#### WRITTEN REQUEST:
Copy every line of the data that contains the string "color".

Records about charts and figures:

══════

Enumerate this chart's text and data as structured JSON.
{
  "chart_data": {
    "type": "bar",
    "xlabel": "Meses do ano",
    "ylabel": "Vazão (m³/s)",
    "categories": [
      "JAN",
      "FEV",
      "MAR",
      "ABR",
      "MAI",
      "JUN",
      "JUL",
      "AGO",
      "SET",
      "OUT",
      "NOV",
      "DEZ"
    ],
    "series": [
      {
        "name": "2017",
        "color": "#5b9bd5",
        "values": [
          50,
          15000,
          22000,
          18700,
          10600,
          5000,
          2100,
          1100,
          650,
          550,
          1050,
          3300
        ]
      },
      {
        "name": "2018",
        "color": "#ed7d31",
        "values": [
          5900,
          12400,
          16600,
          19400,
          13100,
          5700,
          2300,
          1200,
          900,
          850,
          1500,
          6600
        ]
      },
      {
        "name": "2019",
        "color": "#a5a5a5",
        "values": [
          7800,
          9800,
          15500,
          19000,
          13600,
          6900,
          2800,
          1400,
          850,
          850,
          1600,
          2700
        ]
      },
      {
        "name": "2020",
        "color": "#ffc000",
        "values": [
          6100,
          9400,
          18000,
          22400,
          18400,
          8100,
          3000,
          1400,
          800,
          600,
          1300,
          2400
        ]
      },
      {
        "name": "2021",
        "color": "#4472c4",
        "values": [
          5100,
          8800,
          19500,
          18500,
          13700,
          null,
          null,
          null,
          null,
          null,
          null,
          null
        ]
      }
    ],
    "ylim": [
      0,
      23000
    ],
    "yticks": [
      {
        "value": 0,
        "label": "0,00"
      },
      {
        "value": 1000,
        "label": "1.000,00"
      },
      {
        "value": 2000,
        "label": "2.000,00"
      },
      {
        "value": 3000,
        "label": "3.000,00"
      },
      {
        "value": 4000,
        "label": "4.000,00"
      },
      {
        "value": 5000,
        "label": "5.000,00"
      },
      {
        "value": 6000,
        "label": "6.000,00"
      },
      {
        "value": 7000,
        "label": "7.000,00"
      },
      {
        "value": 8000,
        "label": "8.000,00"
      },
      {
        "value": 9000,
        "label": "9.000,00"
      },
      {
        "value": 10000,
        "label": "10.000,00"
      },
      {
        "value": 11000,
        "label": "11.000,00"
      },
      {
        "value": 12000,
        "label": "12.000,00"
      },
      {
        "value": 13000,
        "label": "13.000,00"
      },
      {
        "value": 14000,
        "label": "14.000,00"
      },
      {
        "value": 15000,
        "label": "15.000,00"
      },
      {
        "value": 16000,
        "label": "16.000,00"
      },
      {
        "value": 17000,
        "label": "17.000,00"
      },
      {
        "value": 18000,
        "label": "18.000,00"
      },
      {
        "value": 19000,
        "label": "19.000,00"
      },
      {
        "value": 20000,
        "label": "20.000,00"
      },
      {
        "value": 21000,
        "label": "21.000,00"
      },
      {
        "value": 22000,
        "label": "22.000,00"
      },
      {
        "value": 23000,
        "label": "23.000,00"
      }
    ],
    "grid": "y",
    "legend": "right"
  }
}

══════

#### ANSWER TO THE EXERCISE:
        "color": "#5b9bd5",
        "color": "#ed7d31",
        "color": "#a5a5a5",
        "color": "#ffc000",
        "color": "#4472c4",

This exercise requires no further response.